* EXERCISE PROMPT *
Pick out every line holding the string "JSON" and copy it.

* EXERCISE INPUT *
--- begin ---

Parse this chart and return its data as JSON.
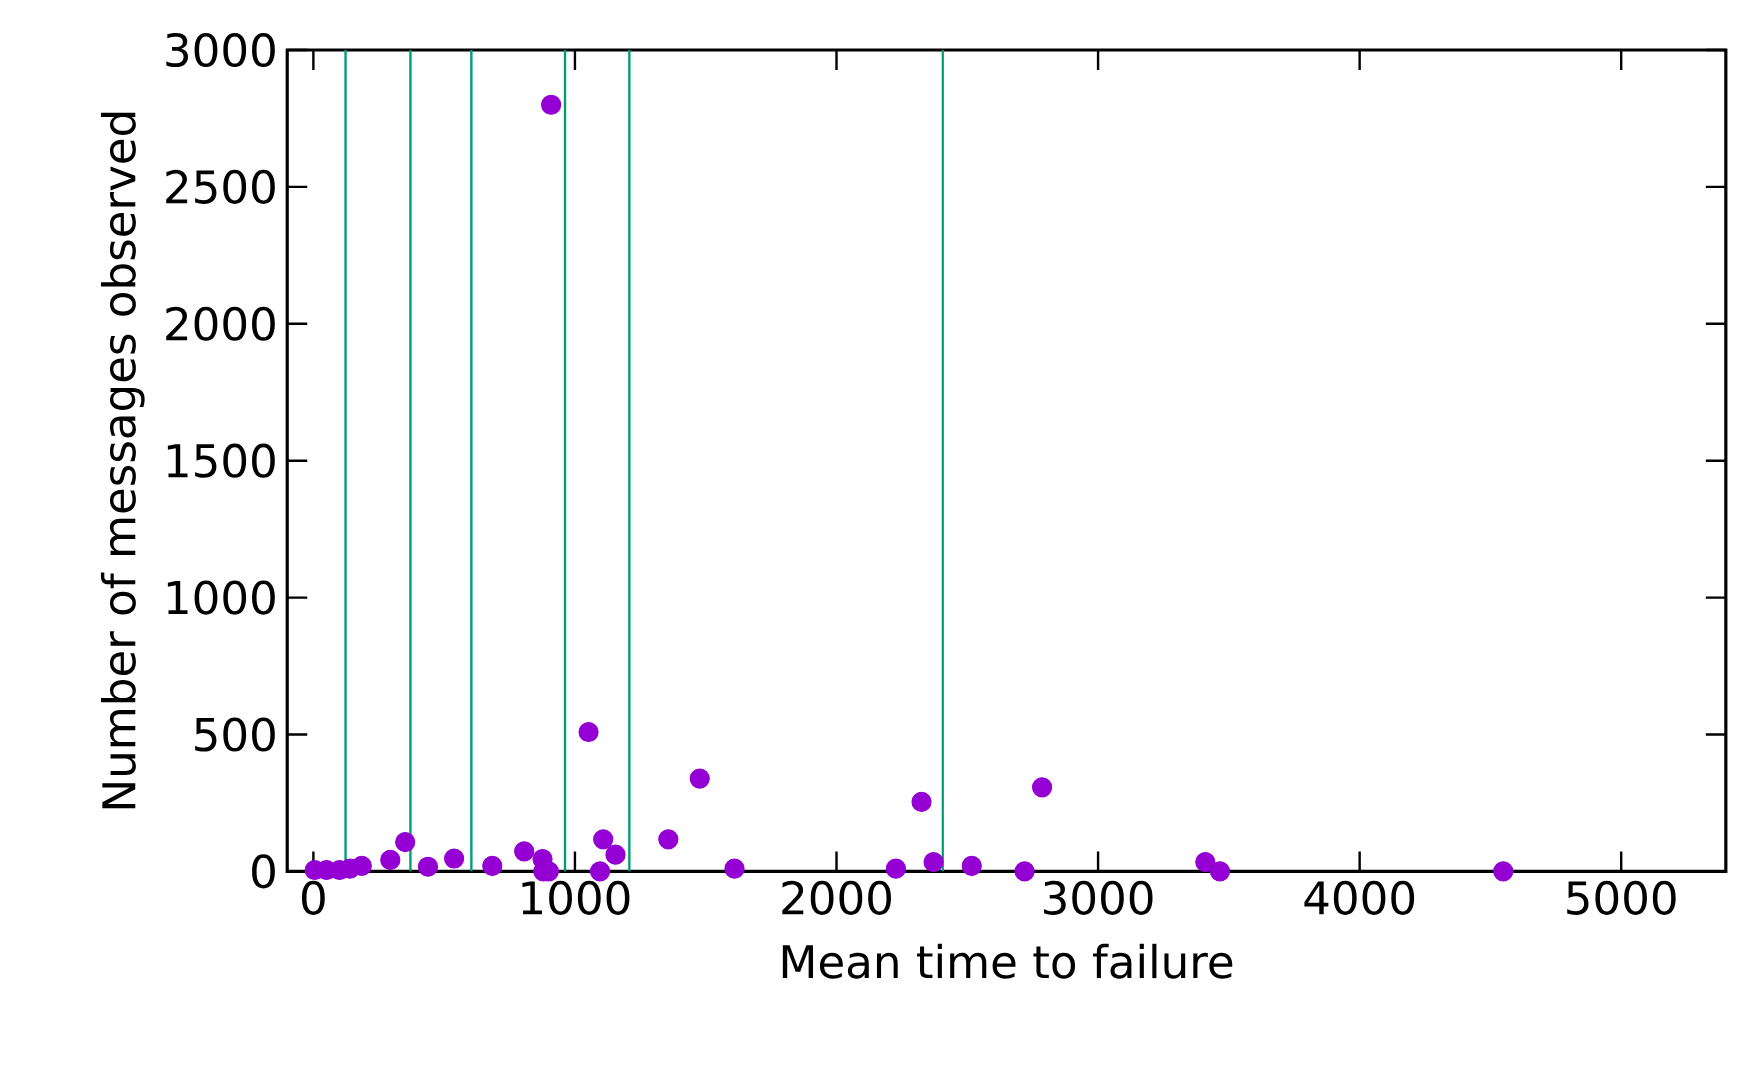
{
  "chart_data": {
    "type": "scatter",
    "xlabel": "Mean time to failure",
    "ylabel": "Number of messages observed",
    "xlim": [
      -100,
      5400
    ],
    "ylim": [
      0,
      3000
    ],
    "xticks": [
      0,
      1000,
      2000,
      3000,
      4000,
      5000
    ],
    "yticks": [
      0,
      500,
      1000,
      1500,
      2000,
      2500,
      3000
    ],
    "marker": "circle",
    "series": [
      {
        "color": "#9400d3",
        "x": [
          5,
          50,
          100,
          140,
          185,
          294,
          351,
          438,
          538,
          684,
          806,
          876,
          879,
          900,
          909,
          1052,
          1096,
          1108,
          1155,
          1357,
          1477,
          1610,
          2227,
          2325,
          2371,
          2517,
          2719,
          2786,
          3410,
          3466,
          4549
        ],
        "values": [
          5,
          5,
          5,
          10,
          20,
          42,
          107,
          17,
          47,
          20,
          73,
          45,
          0,
          0,
          2800,
          509,
          0,
          117,
          61,
          117,
          339,
          10,
          10,
          254,
          34,
          20,
          0,
          307,
          34,
          0,
          0
        ]
      }
    ],
    "ref_lines": [
      {
        "axis": "x",
        "value": 123,
        "color": "#009e73"
      },
      {
        "axis": "x",
        "value": 371,
        "color": "#009e73"
      },
      {
        "axis": "x",
        "value": 604,
        "color": "#009e73"
      },
      {
        "axis": "x",
        "value": 962,
        "color": "#009e73"
      },
      {
        "axis": "x",
        "value": 1208,
        "color": "#009e73"
      },
      {
        "axis": "x",
        "value": 2406,
        "color": "#009e73"
      }
    ]
  }
}
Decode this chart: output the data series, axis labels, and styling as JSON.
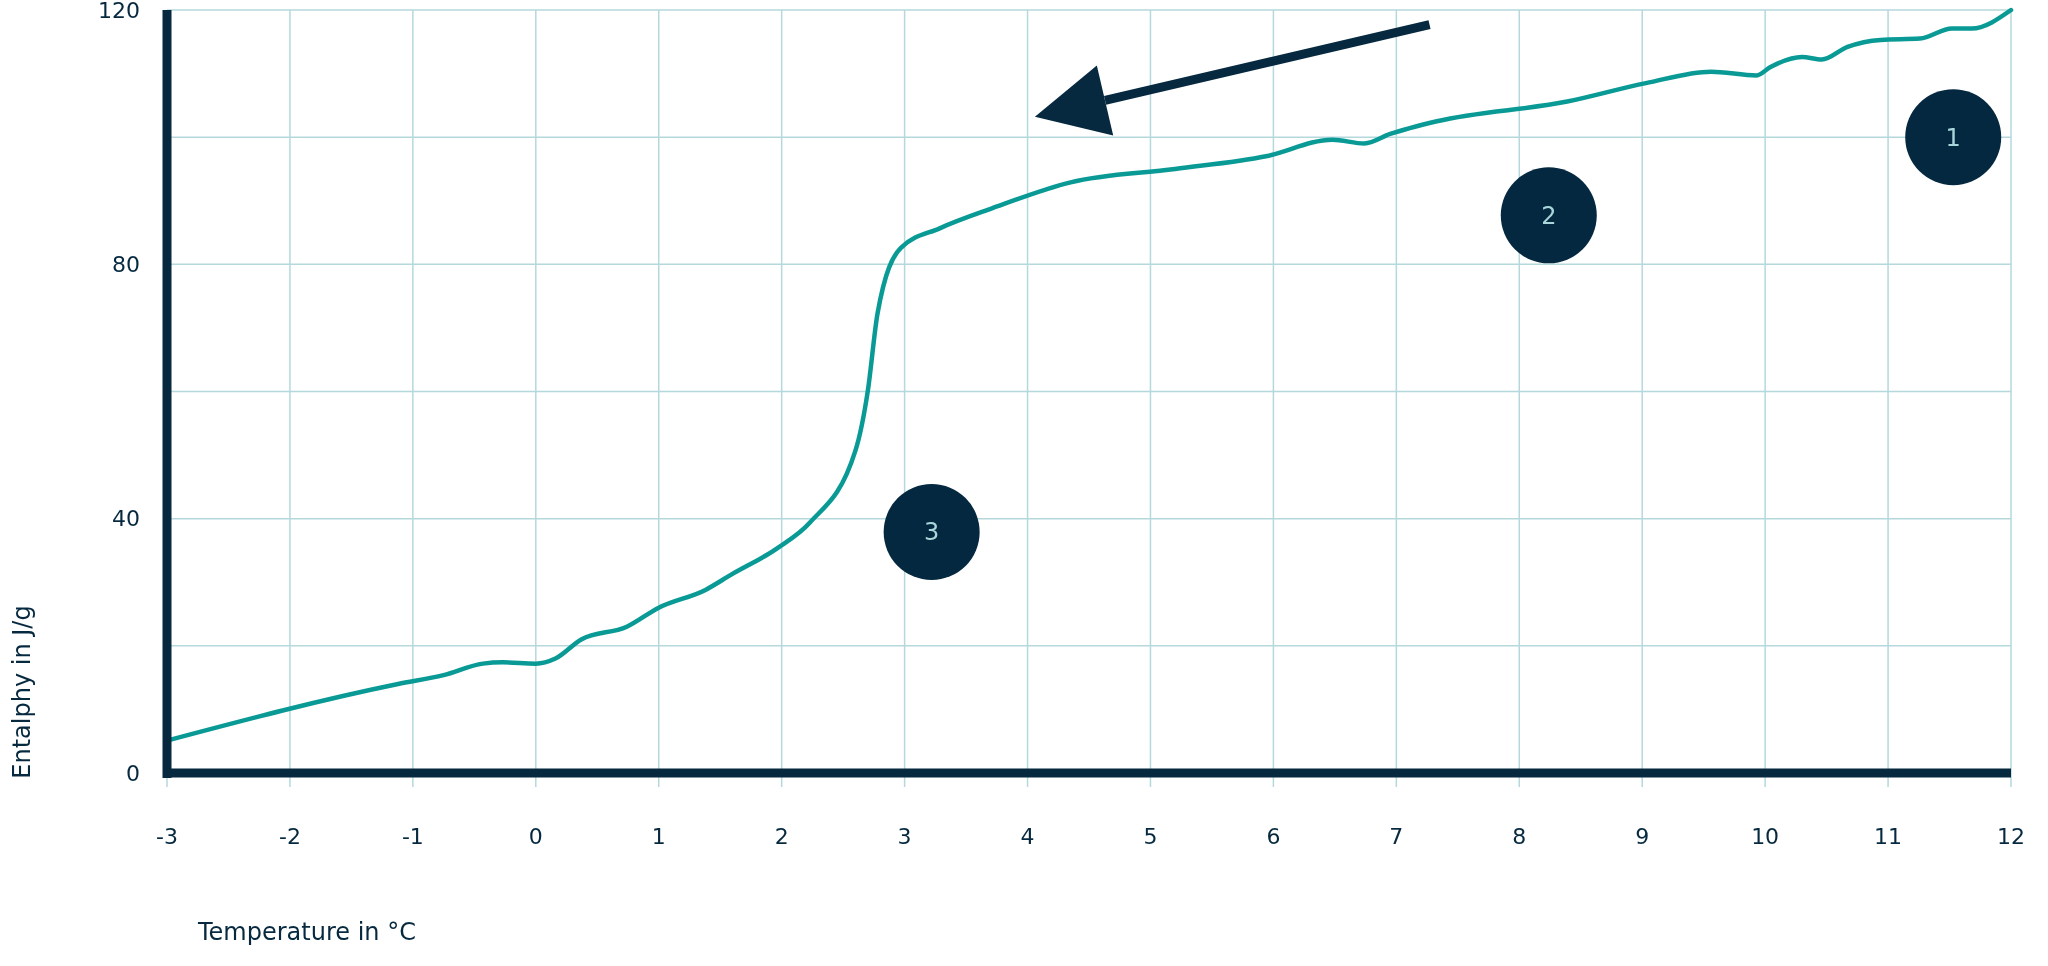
{
  "chart_data": {
    "type": "line",
    "xlabel": "Temperature in °C",
    "ylabel": "Entalphy in J/g",
    "x": [
      -3,
      -1.12,
      -0.75,
      -0.43,
      -0.27,
      0,
      0.16,
      0.37,
      0.74,
      1.0,
      1.38,
      1.59,
      1.96,
      2.23,
      2.6,
      2.7,
      2.78,
      2.97,
      3.29,
      3.71,
      4.35,
      5.2,
      5.94,
      6.48,
      6.74,
      6.95,
      7.33,
      8.39,
      9.03,
      9.56,
      9.93,
      10.04,
      10.3,
      10.46,
      10.67,
      10.94,
      11.26,
      11.52,
      11.68,
      12
    ],
    "series": [
      {
        "color": "#0a9a96",
        "values": [
          5.1,
          14,
          15.4,
          17.2,
          17.4,
          17.2,
          18,
          21,
          23,
          26,
          28.8,
          31.2,
          35.3,
          39.4,
          50.7,
          60,
          72.3,
          82.6,
          85.7,
          88.8,
          92.9,
          95,
          97,
          99.6,
          99,
          100.5,
          102.5,
          105.6,
          108.5,
          110.3,
          109.7,
          111,
          112.6,
          112.2,
          114.2,
          115.3,
          115.5,
          117.1,
          117.1,
          120
        ]
      }
    ],
    "xlim": [
      -3,
      12
    ],
    "xticks": [
      -3,
      -2,
      -1,
      0,
      1,
      2,
      3,
      4,
      5,
      6,
      7,
      8,
      9,
      10,
      11,
      12
    ],
    "ylim": [
      0,
      120
    ],
    "yticks": [
      0,
      {
        "value": 20,
        "label": null
      },
      40,
      {
        "value": 60,
        "label": null
      },
      80,
      {
        "value": 100,
        "label": null
      },
      120
    ],
    "grid": true,
    "line_style": "solid",
    "annotations": [
      "1",
      "2",
      "3"
    ]
  }
}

--- end ---

* OUTPUT FOR THIS EXERCISE *
Parse this chart and return its data as JSON.
Decode this chart: output the data series, axis labels, and styling as JSON.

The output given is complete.